■ **DATA**:
++++++++

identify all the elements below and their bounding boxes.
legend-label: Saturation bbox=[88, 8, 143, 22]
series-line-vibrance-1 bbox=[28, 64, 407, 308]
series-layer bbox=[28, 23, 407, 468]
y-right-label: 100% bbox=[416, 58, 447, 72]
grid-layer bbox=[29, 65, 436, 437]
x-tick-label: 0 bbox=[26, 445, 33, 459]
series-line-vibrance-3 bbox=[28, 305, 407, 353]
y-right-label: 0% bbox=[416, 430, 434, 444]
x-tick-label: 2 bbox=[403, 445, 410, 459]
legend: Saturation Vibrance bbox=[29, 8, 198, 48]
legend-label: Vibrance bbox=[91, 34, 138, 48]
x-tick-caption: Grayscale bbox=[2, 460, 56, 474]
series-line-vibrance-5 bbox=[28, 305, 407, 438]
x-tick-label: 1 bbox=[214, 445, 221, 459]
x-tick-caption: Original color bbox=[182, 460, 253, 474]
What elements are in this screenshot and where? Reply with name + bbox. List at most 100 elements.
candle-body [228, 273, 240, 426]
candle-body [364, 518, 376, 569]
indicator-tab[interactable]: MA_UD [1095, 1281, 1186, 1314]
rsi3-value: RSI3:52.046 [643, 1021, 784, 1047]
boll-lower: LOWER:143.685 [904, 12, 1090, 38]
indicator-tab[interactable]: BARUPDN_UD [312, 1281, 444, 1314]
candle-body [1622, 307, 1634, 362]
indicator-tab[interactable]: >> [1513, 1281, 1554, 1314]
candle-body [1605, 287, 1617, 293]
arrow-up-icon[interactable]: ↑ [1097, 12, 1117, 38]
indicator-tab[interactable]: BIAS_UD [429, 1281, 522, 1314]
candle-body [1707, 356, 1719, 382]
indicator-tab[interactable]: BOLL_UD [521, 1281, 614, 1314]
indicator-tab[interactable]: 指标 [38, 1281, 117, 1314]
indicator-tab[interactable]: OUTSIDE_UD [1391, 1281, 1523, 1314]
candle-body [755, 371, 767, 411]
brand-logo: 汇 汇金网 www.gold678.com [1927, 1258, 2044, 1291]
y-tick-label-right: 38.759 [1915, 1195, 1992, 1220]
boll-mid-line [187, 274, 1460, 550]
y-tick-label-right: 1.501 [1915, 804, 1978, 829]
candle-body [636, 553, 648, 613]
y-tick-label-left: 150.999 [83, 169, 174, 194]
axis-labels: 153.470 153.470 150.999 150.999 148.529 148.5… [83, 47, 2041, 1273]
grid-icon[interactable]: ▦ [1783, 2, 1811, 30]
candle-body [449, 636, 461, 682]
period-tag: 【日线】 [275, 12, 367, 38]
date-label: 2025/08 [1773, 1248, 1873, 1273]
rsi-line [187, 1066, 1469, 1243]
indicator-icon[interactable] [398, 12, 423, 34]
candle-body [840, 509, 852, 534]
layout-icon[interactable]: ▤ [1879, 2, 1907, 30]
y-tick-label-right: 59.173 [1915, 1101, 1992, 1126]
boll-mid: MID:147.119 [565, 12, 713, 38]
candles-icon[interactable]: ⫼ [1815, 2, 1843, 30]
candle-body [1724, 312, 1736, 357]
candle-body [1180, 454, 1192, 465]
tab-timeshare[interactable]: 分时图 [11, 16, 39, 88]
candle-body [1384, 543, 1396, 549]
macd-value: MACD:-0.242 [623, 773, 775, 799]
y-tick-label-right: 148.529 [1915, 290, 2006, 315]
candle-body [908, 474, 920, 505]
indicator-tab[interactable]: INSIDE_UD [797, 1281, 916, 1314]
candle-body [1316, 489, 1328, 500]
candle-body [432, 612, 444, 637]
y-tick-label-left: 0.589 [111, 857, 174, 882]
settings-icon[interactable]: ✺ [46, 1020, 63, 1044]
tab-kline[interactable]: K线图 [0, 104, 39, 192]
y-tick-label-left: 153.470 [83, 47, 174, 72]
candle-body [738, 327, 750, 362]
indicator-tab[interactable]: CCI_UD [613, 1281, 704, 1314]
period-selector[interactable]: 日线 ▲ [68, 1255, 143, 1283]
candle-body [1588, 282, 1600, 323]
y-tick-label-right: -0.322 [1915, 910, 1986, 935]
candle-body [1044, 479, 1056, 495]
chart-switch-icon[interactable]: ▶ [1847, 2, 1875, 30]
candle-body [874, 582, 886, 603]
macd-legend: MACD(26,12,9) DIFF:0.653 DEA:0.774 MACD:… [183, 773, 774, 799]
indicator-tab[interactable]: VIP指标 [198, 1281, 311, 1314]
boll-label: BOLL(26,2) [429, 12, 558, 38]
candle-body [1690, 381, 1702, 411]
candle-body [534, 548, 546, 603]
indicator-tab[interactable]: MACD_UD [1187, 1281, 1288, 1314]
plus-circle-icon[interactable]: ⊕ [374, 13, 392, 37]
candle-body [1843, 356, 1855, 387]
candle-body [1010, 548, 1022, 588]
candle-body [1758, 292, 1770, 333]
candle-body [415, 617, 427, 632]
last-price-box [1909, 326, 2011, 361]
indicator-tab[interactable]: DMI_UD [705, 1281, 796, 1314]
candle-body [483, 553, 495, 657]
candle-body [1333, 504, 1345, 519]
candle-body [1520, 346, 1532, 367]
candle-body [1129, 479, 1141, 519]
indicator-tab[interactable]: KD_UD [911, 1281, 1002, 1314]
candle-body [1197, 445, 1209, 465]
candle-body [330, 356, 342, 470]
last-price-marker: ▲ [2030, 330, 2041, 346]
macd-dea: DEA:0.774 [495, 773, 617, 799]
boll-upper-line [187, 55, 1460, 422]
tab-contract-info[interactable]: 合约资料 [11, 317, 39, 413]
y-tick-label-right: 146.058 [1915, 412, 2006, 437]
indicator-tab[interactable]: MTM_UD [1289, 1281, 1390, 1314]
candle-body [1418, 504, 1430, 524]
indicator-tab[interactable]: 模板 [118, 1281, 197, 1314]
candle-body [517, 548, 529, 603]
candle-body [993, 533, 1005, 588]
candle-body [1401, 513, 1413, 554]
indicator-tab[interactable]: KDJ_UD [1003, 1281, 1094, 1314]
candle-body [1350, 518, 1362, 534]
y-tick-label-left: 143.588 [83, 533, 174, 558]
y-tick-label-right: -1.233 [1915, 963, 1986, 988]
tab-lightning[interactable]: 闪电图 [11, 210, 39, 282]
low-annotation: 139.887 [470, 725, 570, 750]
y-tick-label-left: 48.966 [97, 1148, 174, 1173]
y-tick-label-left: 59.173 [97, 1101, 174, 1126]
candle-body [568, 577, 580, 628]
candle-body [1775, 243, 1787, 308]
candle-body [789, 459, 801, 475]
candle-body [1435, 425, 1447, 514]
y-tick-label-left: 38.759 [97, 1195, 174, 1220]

++++++++

■ **THE EXERCISE**: Copy out all the rows above, character for character, leaving nothing out and changing nothing.

■ **ANSWER FOR THIS EXERCISE**:
identify all the elements below and their bounding boxes.
legend-label: Saturation bbox=[88, 8, 143, 22]
series-line-vibrance-1 bbox=[28, 64, 407, 308]
series-layer bbox=[28, 23, 407, 468]
y-right-label: 100% bbox=[416, 58, 447, 72]
grid-layer bbox=[29, 65, 436, 437]
x-tick-label: 0 bbox=[26, 445, 33, 459]
series-line-vibrance-3 bbox=[28, 305, 407, 353]
y-right-label: 0% bbox=[416, 430, 434, 444]
x-tick-label: 2 bbox=[403, 445, 410, 459]
legend: Saturation Vibrance bbox=[29, 8, 198, 48]
legend-label: Vibrance bbox=[91, 34, 138, 48]
x-tick-caption: Grayscale bbox=[2, 460, 56, 474]
series-line-vibrance-5 bbox=[28, 305, 407, 438]
x-tick-label: 1 bbox=[214, 445, 221, 459]
x-tick-caption: Original color bbox=[182, 460, 253, 474]
What elements are in this screenshot and where? Reply with name + bbox. List at most 100 elements.
candle-body [228, 273, 240, 426]
candle-body [364, 518, 376, 569]
indicator-tab[interactable]: MA_UD [1095, 1281, 1186, 1314]
rsi3-value: RSI3:52.046 [643, 1021, 784, 1047]
boll-lower: LOWER:143.685 [904, 12, 1090, 38]
indicator-tab[interactable]: BARUPDN_UD [312, 1281, 444, 1314]
candle-body [1622, 307, 1634, 362]
indicator-tab[interactable]: >> [1513, 1281, 1554, 1314]
candle-body [1605, 287, 1617, 293]
arrow-up-icon[interactable]: ↑ [1097, 12, 1117, 38]
indicator-tab[interactable]: BIAS_UD [429, 1281, 522, 1314]
candle-body [1707, 356, 1719, 382]
indicator-tab[interactable]: BOLL_UD [521, 1281, 614, 1314]
indicator-tab[interactable]: 指标 [38, 1281, 117, 1314]
indicator-tab[interactable]: OUTSIDE_UD [1391, 1281, 1523, 1314]
candle-body [755, 371, 767, 411]
brand-logo: 汇 汇金网 www.gold678.com [1927, 1258, 2044, 1291]
y-tick-label-right: 38.759 [1915, 1195, 1992, 1220]
boll-mid-line [187, 274, 1460, 550]
y-tick-label-right: 1.501 [1915, 804, 1978, 829]
candle-body [636, 553, 648, 613]
y-tick-label-left: 150.999 [83, 169, 174, 194]
axis-labels: 153.470 153.470 150.999 150.999 148.529 148.5… [83, 47, 2041, 1273]
grid-icon[interactable]: ▦ [1783, 2, 1811, 30]
candle-body [449, 636, 461, 682]
period-tag: 【日线】 [275, 12, 367, 38]
date-label: 2025/08 [1773, 1248, 1873, 1273]
rsi-line [187, 1066, 1469, 1243]
indicator-icon[interactable] [398, 12, 423, 34]
candle-body [840, 509, 852, 534]
layout-icon[interactable]: ▤ [1879, 2, 1907, 30]
y-tick-label-right: 59.173 [1915, 1101, 1992, 1126]
boll-mid: MID:147.119 [565, 12, 713, 38]
candles-icon[interactable]: ⫼ [1815, 2, 1843, 30]
candle-body [1724, 312, 1736, 357]
candle-body [1180, 454, 1192, 465]
tab-timeshare[interactable]: 分时图 [11, 16, 39, 88]
candle-body [1384, 543, 1396, 549]
macd-value: MACD:-0.242 [623, 773, 775, 799]
y-tick-label-right: 148.529 [1915, 290, 2006, 315]
candle-body [908, 474, 920, 505]
indicator-tab[interactable]: INSIDE_UD [797, 1281, 916, 1314]
candle-body [1316, 489, 1328, 500]
candle-body [432, 612, 444, 637]
y-tick-label-left: 0.589 [111, 857, 174, 882]
settings-icon[interactable]: ✺ [46, 1020, 63, 1044]
tab-kline[interactable]: K线图 [0, 104, 39, 192]
y-tick-label-left: 153.470 [83, 47, 174, 72]
candle-body [738, 327, 750, 362]
indicator-tab[interactable]: CCI_UD [613, 1281, 704, 1314]
period-selector[interactable]: 日线 ▲ [68, 1255, 143, 1283]
candle-body [1588, 282, 1600, 323]
y-tick-label-right: -0.322 [1915, 910, 1986, 935]
candle-body [1044, 479, 1056, 495]
chart-switch-icon[interactable]: ▶ [1847, 2, 1875, 30]
candle-body [874, 582, 886, 603]
macd-legend: MACD(26,12,9) DIFF:0.653 DEA:0.774 MACD:… [183, 773, 774, 799]
indicator-tab[interactable]: VIP指标 [198, 1281, 311, 1314]
boll-label: BOLL(26,2) [429, 12, 558, 38]
candle-body [1690, 381, 1702, 411]
candle-body [534, 548, 546, 603]
indicator-tab[interactable]: MACD_UD [1187, 1281, 1288, 1314]
plus-circle-icon[interactable]: ⊕ [374, 13, 392, 37]
candle-body [1843, 356, 1855, 387]
candle-body [1010, 548, 1022, 588]
candle-body [1758, 292, 1770, 333]
candle-body [415, 617, 427, 632]
last-price-box [1909, 326, 2011, 361]
indicator-tab[interactable]: DMI_UD [705, 1281, 796, 1314]
candle-body [483, 553, 495, 657]
candle-body [1333, 504, 1345, 519]
candle-body [1520, 346, 1532, 367]
candle-body [1129, 479, 1141, 519]
indicator-tab[interactable]: KD_UD [911, 1281, 1002, 1314]
candle-body [1197, 445, 1209, 465]
candle-body [330, 356, 342, 470]
last-price-marker: ▲ [2030, 330, 2041, 346]
macd-dea: DEA:0.774 [495, 773, 617, 799]
boll-upper-line [187, 55, 1460, 422]
tab-contract-info[interactable]: 合约资料 [11, 317, 39, 413]
y-tick-label-right: 146.058 [1915, 412, 2006, 437]
indicator-tab[interactable]: MTM_UD [1289, 1281, 1390, 1314]
candle-body [1418, 504, 1430, 524]
indicator-tab[interactable]: 模板 [118, 1281, 197, 1314]
candle-body [517, 548, 529, 603]
candle-body [993, 533, 1005, 588]
candle-body [1401, 513, 1413, 554]
indicator-tab[interactable]: KDJ_UD [1003, 1281, 1094, 1314]
candle-body [1350, 518, 1362, 534]
y-tick-label-left: 143.588 [83, 533, 174, 558]
y-tick-label-right: -1.233 [1915, 963, 1986, 988]
tab-lightning[interactable]: 闪电图 [11, 210, 39, 282]
low-annotation: 139.887 [470, 725, 570, 750]
y-tick-label-left: 48.966 [97, 1148, 174, 1173]
y-tick-label-left: 59.173 [97, 1101, 174, 1126]
candle-body [568, 577, 580, 628]
candle-body [1775, 243, 1787, 308]
candle-body [789, 459, 801, 475]
candle-body [1435, 425, 1447, 514]
y-tick-label-left: 38.759 [97, 1195, 174, 1220]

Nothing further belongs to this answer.